# [Given problem]
Leave the pictures out and print every record below exactly as it stands.

------------------------------------------------------------

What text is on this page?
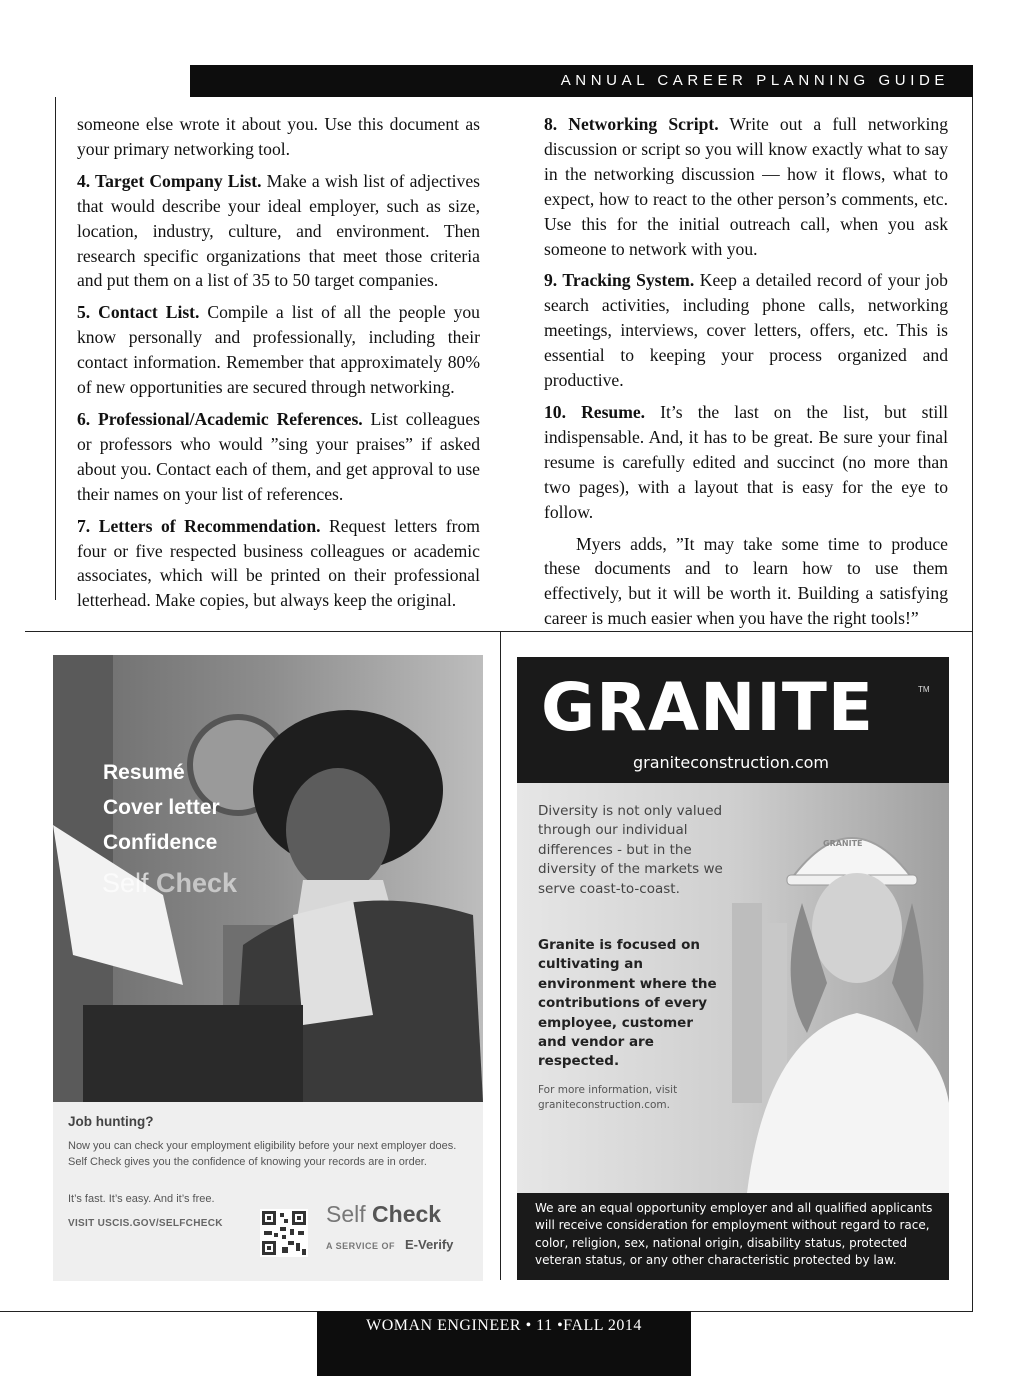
ANNUAL CAREER PLANNING GUIDE

someone else wrote it about you. Use this document as your primary networking tool.

4. Target Company List. Make a wish list of adjectives that would describe your ideal employer, such as size, location, industry, culture, and environment. Then research specific organizations that meet those criteria and put them on a list of 35 to 50 target companies.

5. Contact List. Compile a list of all the people you know personally and professionally, including their contact information. Remember that approximately 80% of new opportunities are secured through networking.

6. Professional/Academic References. List colleagues or professors who would ”sing your praises” if asked about you. Contact each of them, and get approval to use their names on your list of references.

7. Letters of Recommendation. Request letters from four or five respected business colleagues or academic associates, which will be printed on their professional letterhead. Make copies, but always keep the original.

8. Networking Script. Write out a full networking discussion or script so you will know exactly what to say in the networking discussion — how it flows, what to expect, how to react to the other person’s comments, etc. Use this for the initial outreach call, when you ask someone to network with you.

9. Tracking System. Keep a detailed record of your job search activities, including phone calls, networking meetings, interviews, cover letters, offers, etc. This is essential to keeping your process organized and productive.

10. Resume. It’s the last on the list, but still indispensable. And, it has to be great. Be sure your final resume is carefully edited and succinct (no more than two pages), with a layout that is easy for the eye to follow.

Myers adds, ”It may take some time to produce these documents and to learn how to use them effectively, but it will be worth it. Building a satisfying career is much easier when you have the right tools!”

Resumé
Cover letter
Confidence
Self Check
Job hunting?
Now you can check your employment eligibility before your next employer does. Self Check gives you the confidence of knowing your records are in order.
It’s fast. It’s easy. And it’s free.
VISIT USCIS.GOV/SELFCHECK	Self Check
A SERVICE OF E-Verify
GRANITE	TM
graniteconstruction.com
GRANITE
Diversity is not only valued through our individual differences - but in the diversity of the markets we serve coast-to-coast.
Granite is focused on cultivating an environment where the contributions of every employee, customer and vendor are respected.
For more information, visit graniteconstruction.com.
We are an equal opportunity employer and all qualified applicants will receive consideration for employment without regard to race, color, religion, sex, national origin, disability status, protected veteran status, or any other characteristic protected by law.
WOMAN ENGINEER • 11 •FALL 2014
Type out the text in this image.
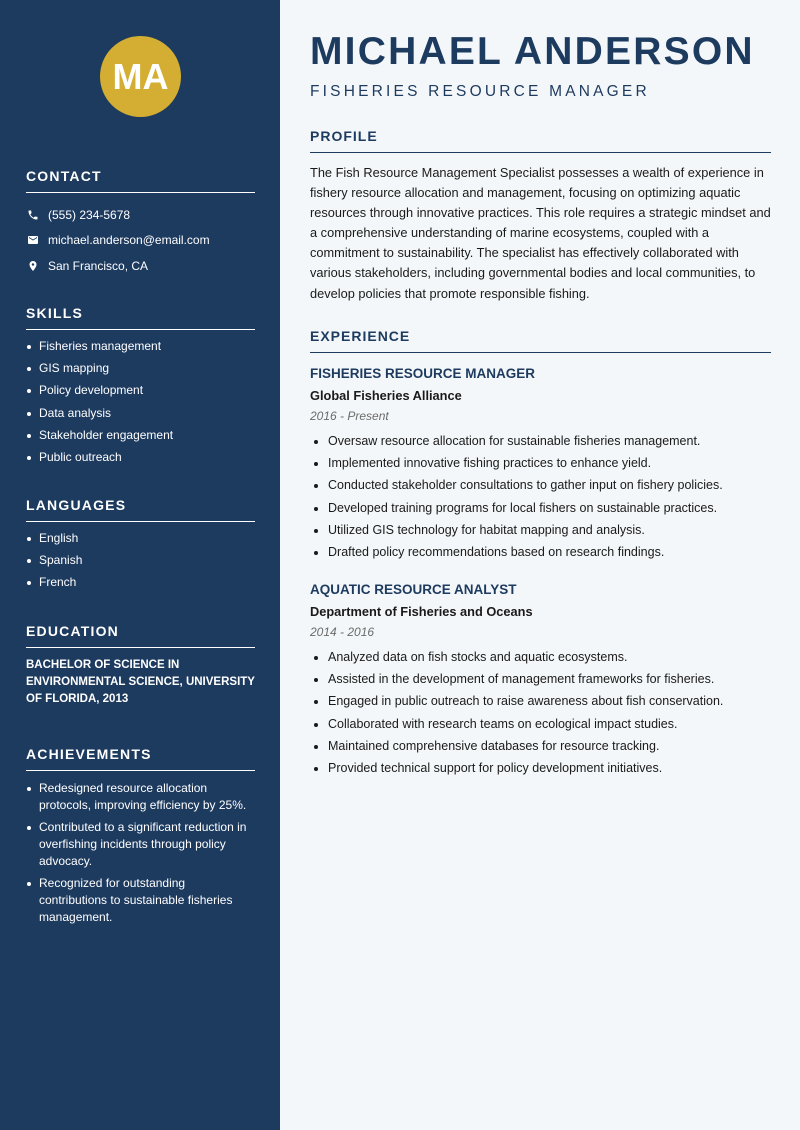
MA
CONTACT
(555) 234-5678
michael.anderson@email.com
San Francisco, CA
SKILLS
Fisheries management
GIS mapping
Policy development
Data analysis
Stakeholder engagement
Public outreach
LANGUAGES
English
Spanish
French
EDUCATION
BACHELOR OF SCIENCE IN ENVIRONMENTAL SCIENCE, UNIVERSITY OF FLORIDA, 2013
ACHIEVEMENTS
Redesigned resource allocation protocols, improving efficiency by 25%.
Contributed to a significant reduction in overfishing incidents through policy advocacy.
Recognized for outstanding contributions to sustainable fisheries management.
MICHAEL ANDERSON
FISHERIES RESOURCE MANAGER
PROFILE
The Fish Resource Management Specialist possesses a wealth of experience in fishery resource allocation and management, focusing on optimizing aquatic resources through innovative practices. This role requires a strategic mindset and a comprehensive understanding of marine ecosystems, coupled with a commitment to sustainability. The specialist has effectively collaborated with various stakeholders, including governmental bodies and local communities, to develop policies that promote responsible fishing.
EXPERIENCE
FISHERIES RESOURCE MANAGER
Global Fisheries Alliance
2016 - Present
Oversaw resource allocation for sustainable fisheries management.
Implemented innovative fishing practices to enhance yield.
Conducted stakeholder consultations to gather input on fishery policies.
Developed training programs for local fishers on sustainable practices.
Utilized GIS technology for habitat mapping and analysis.
Drafted policy recommendations based on research findings.
AQUATIC RESOURCE ANALYST
Department of Fisheries and Oceans
2014 - 2016
Analyzed data on fish stocks and aquatic ecosystems.
Assisted in the development of management frameworks for fisheries.
Engaged in public outreach to raise awareness about fish conservation.
Collaborated with research teams on ecological impact studies.
Maintained comprehensive databases for resource tracking.
Provided technical support for policy development initiatives.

------------------------------------------------------------

# [Full output]
What text is on this page?
ANNUAL CAREER PLANNING GUIDE

someone else wrote it about you. Use this document as your primary networking tool.

4. Target Company List. Make a wish list of adjectives that would describe your ideal employer, such as size, location, industry, culture, and environment. Then research specific organizations that meet those criteria and put them on a list of 35 to 50 target companies.

5. Contact List. Compile a list of all the people you know personally and professionally, including their contact information. Remember that approximately 80% of new opportunities are secured through networking.

6. Professional/Academic References. List colleagues or professors who would ”sing your praises” if asked about you. Contact each of them, and get approval to use their names on your list of references.

7. Letters of Recommendation. Request letters from four or five respected business colleagues or academic associates, which will be printed on their professional letterhead. Make copies, but always keep the original.

8. Networking Script. Write out a full networking discussion or script so you will know exactly what to say in the networking discussion — how it flows, what to expect, how to react to the other person’s comments, etc. Use this for the initial outreach call, when you ask someone to network with you.

9. Tracking System. Keep a detailed record of your job search activities, including phone calls, networking meetings, interviews, cover letters, offers, etc. This is essential to keeping your process organized and productive.

10. Resume. It’s the last on the list, but still indispensable. And, it has to be great. Be sure your final resume is carefully edited and succinct (no more than two pages), with a layout that is easy for the eye to follow.

Myers adds, ”It may take some time to produce these documents and to learn how to use them effectively, but it will be worth it. Building a satisfying career is much easier when you have the right tools!”

Resumé
Cover letter
Confidence
Self Check
Job hunting?
Now you can check your employment eligibility before your next employer does. Self Check gives you the confidence of knowing your records are in order.
It’s fast. It’s easy. And it’s free.
VISIT USCIS.GOV/SELFCHECK	Self Check
A SERVICE OF E-Verify
GRANITE	TM
graniteconstruction.com
GRANITE
Diversity is not only valued through our individual differences - but in the diversity of the markets we serve coast-to-coast.
Granite is focused on cultivating an environment where the contributions of every employee, customer and vendor are respected.
For more information, visit graniteconstruction.com.
We are an equal opportunity employer and all qualified applicants will receive consideration for employment without regard to race, color, religion, sex, national origin, disability status, protected veteran status, or any other characteristic protected by law.
WOMAN ENGINEER • 11 •FALL 2014
Type out the text in this image.
MA
CONTACT
(555) 234-5678
michael.anderson@email.com
San Francisco, CA
SKILLS
Fisheries management
GIS mapping
Policy development
Data analysis
Stakeholder engagement
Public outreach
LANGUAGES
English
Spanish
French
EDUCATION
BACHELOR OF SCIENCE IN ENVIRONMENTAL SCIENCE, UNIVERSITY OF FLORIDA, 2013
ACHIEVEMENTS
Redesigned resource allocation protocols, improving efficiency by 25%.
Contributed to a significant reduction in overfishing incidents through policy advocacy.
Recognized for outstanding contributions to sustainable fisheries management.
MICHAEL ANDERSON
FISHERIES RESOURCE MANAGER
PROFILE
The Fish Resource Management Specialist possesses a wealth of experience in fishery resource allocation and management, focusing on optimizing aquatic resources through innovative practices. This role requires a strategic mindset and a comprehensive understanding of marine ecosystems, coupled with a commitment to sustainability. The specialist has effectively collaborated with various stakeholders, including governmental bodies and local communities, to develop policies that promote responsible fishing.
EXPERIENCE
FISHERIES RESOURCE MANAGER
Global Fisheries Alliance
2016 - Present
Oversaw resource allocation for sustainable fisheries management.
Implemented innovative fishing practices to enhance yield.
Conducted stakeholder consultations to gather input on fishery policies.
Developed training programs for local fishers on sustainable practices.
Utilized GIS technology for habitat mapping and analysis.
Drafted policy recommendations based on research findings.
AQUATIC RESOURCE ANALYST
Department of Fisheries and Oceans
2014 - 2016
Analyzed data on fish stocks and aquatic ecosystems.
Assisted in the development of management frameworks for fisheries.
Engaged in public outreach to raise awareness about fish conservation.
Collaborated with research teams on ecological impact studies.
Maintained comprehensive databases for resource tracking.
Provided technical support for policy development initiatives.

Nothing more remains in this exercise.